What the task asks :: Keep the wording of each record exactly the same when you repeat it, and leave out pictures.

Extracted information ::

§ §

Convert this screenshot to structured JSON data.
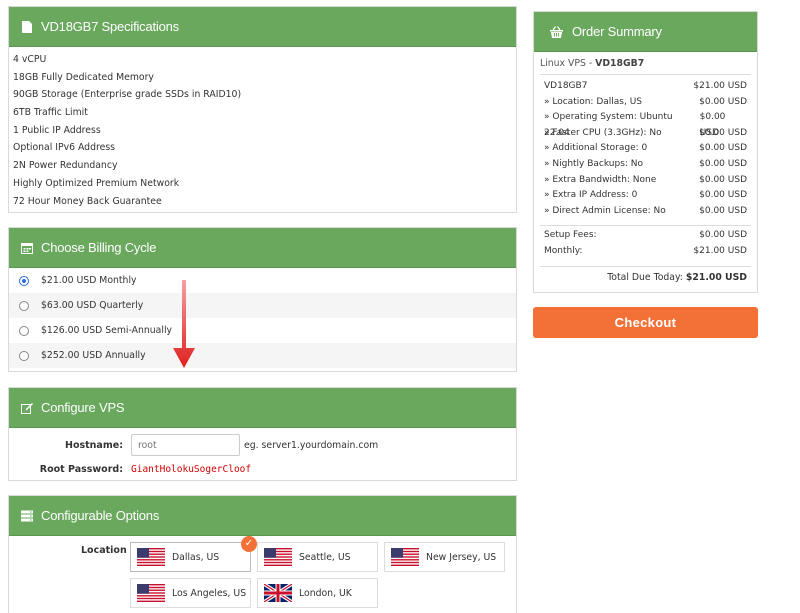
{
  "spec": {
    "title": "VD18GB7 Specifications",
    "items": [
      "4 vCPU",
      "18GB Fully Dedicated Memory",
      "90GB Storage (Enterprise grade SSDs in RAID10)",
      "6TB Traffic Limit",
      "1 Public IP Address",
      "Optional IPv6 Address",
      "2N Power Redundancy",
      "Highly Optimized Premium Network",
      "72 Hour Money Back Guarantee"
    ]
  },
  "billing": {
    "title": "Choose Billing Cycle",
    "options": [
      {
        "label": "$21.00 USD Monthly",
        "selected": true
      },
      {
        "label": "$63.00 USD Quarterly",
        "selected": false
      },
      {
        "label": "$126.00 USD Semi-Annually",
        "selected": false
      },
      {
        "label": "$252.00 USD Annually",
        "selected": false
      }
    ]
  },
  "config": {
    "title": "Configure VPS",
    "hostname_label": "Hostname:",
    "hostname_placeholder": "root",
    "hostname_hint": "eg. server1.yourdomain.com",
    "password_label": "Root Password:",
    "password_value": "GiantHolokuSogerCloof"
  },
  "options": {
    "title": "Configurable Options",
    "location_label": "Location",
    "locations": [
      {
        "name": "Dallas, US",
        "flag": "us",
        "selected": true
      },
      {
        "name": "Seattle, US",
        "flag": "us",
        "selected": false
      },
      {
        "name": "New Jersey, US",
        "flag": "us",
        "selected": false
      },
      {
        "name": "Los Angeles, US",
        "flag": "us",
        "selected": false
      },
      {
        "name": "London, UK",
        "flag": "uk",
        "selected": false
      }
    ],
    "check_mark": "✓"
  },
  "summary": {
    "title": "Order Summary",
    "product_group": "Linux VPS",
    "product_sep": " - ",
    "product_name": "VD18GB7",
    "lines": [
      {
        "label": "VD18GB7",
        "value": "$21.00 USD"
      },
      {
        "label": "» Location: Dallas, US",
        "value": "$0.00 USD"
      },
      {
        "label": "» Operating System: Ubuntu 22.04",
        "value": "$0.00 USD"
      },
      {
        "label": "» Faster CPU (3.3GHz): No",
        "value": "$0.00 USD"
      },
      {
        "label": "» Additional Storage: 0",
        "value": "$0.00 USD"
      },
      {
        "label": "» Nightly Backups: No",
        "value": "$0.00 USD"
      },
      {
        "label": "» Extra Bandwidth: None",
        "value": "$0.00 USD"
      },
      {
        "label": "» Extra IP Address: 0",
        "value": "$0.00 USD"
      },
      {
        "label": "» Direct Admin License: No",
        "value": "$0.00 USD"
      }
    ],
    "setup_label": "Setup Fees:",
    "setup_value": "$0.00 USD",
    "monthly_label": "Monthly:",
    "monthly_value": "$21.00 USD",
    "total_label": "Total Due Today:",
    "total_value": "$21.00 USD"
  },
  "checkout_label": "Checkout",
  "colors": {
    "header_green": "#6aa85e",
    "checkout_orange": "#f37036",
    "password_red": "#d10000",
    "annotation_arrow": "#e02020"
  }
}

§ §

Correct response ::
Convert this screenshot to structured JSON data.
{
  "spec": {
    "title": "VD18GB7 Specifications",
    "items": [
      "4 vCPU",
      "18GB Fully Dedicated Memory",
      "90GB Storage (Enterprise grade SSDs in RAID10)",
      "6TB Traffic Limit",
      "1 Public IP Address",
      "Optional IPv6 Address",
      "2N Power Redundancy",
      "Highly Optimized Premium Network",
      "72 Hour Money Back Guarantee"
    ]
  },
  "billing": {
    "title": "Choose Billing Cycle",
    "options": [
      {
        "label": "$21.00 USD Monthly",
        "selected": true
      },
      {
        "label": "$63.00 USD Quarterly",
        "selected": false
      },
      {
        "label": "$126.00 USD Semi-Annually",
        "selected": false
      },
      {
        "label": "$252.00 USD Annually",
        "selected": false
      }
    ]
  },
  "config": {
    "title": "Configure VPS",
    "hostname_label": "Hostname:",
    "hostname_placeholder": "root",
    "hostname_hint": "eg. server1.yourdomain.com",
    "password_label": "Root Password:",
    "password_value": "GiantHolokuSogerCloof"
  },
  "options": {
    "title": "Configurable Options",
    "location_label": "Location",
    "locations": [
      {
        "name": "Dallas, US",
        "flag": "us",
        "selected": true
      },
      {
        "name": "Seattle, US",
        "flag": "us",
        "selected": false
      },
      {
        "name": "New Jersey, US",
        "flag": "us",
        "selected": false
      },
      {
        "name": "Los Angeles, US",
        "flag": "us",
        "selected": false
      },
      {
        "name": "London, UK",
        "flag": "uk",
        "selected": false
      }
    ],
    "check_mark": "✓"
  },
  "summary": {
    "title": "Order Summary",
    "product_group": "Linux VPS",
    "product_sep": " - ",
    "product_name": "VD18GB7",
    "lines": [
      {
        "label": "VD18GB7",
        "value": "$21.00 USD"
      },
      {
        "label": "» Location: Dallas, US",
        "value": "$0.00 USD"
      },
      {
        "label": "» Operating System: Ubuntu 22.04",
        "value": "$0.00 USD"
      },
      {
        "label": "» Faster CPU (3.3GHz): No",
        "value": "$0.00 USD"
      },
      {
        "label": "» Additional Storage: 0",
        "value": "$0.00 USD"
      },
      {
        "label": "» Nightly Backups: No",
        "value": "$0.00 USD"
      },
      {
        "label": "» Extra Bandwidth: None",
        "value": "$0.00 USD"
      },
      {
        "label": "» Extra IP Address: 0",
        "value": "$0.00 USD"
      },
      {
        "label": "» Direct Admin License: No",
        "value": "$0.00 USD"
      }
    ],
    "setup_label": "Setup Fees:",
    "setup_value": "$0.00 USD",
    "monthly_label": "Monthly:",
    "monthly_value": "$21.00 USD",
    "total_label": "Total Due Today:",
    "total_value": "$21.00 USD"
  },
  "checkout_label": "Checkout",
  "colors": {
    "header_green": "#6aa85e",
    "checkout_orange": "#f37036",
    "password_red": "#d10000",
    "annotation_arrow": "#e02020"
  }
}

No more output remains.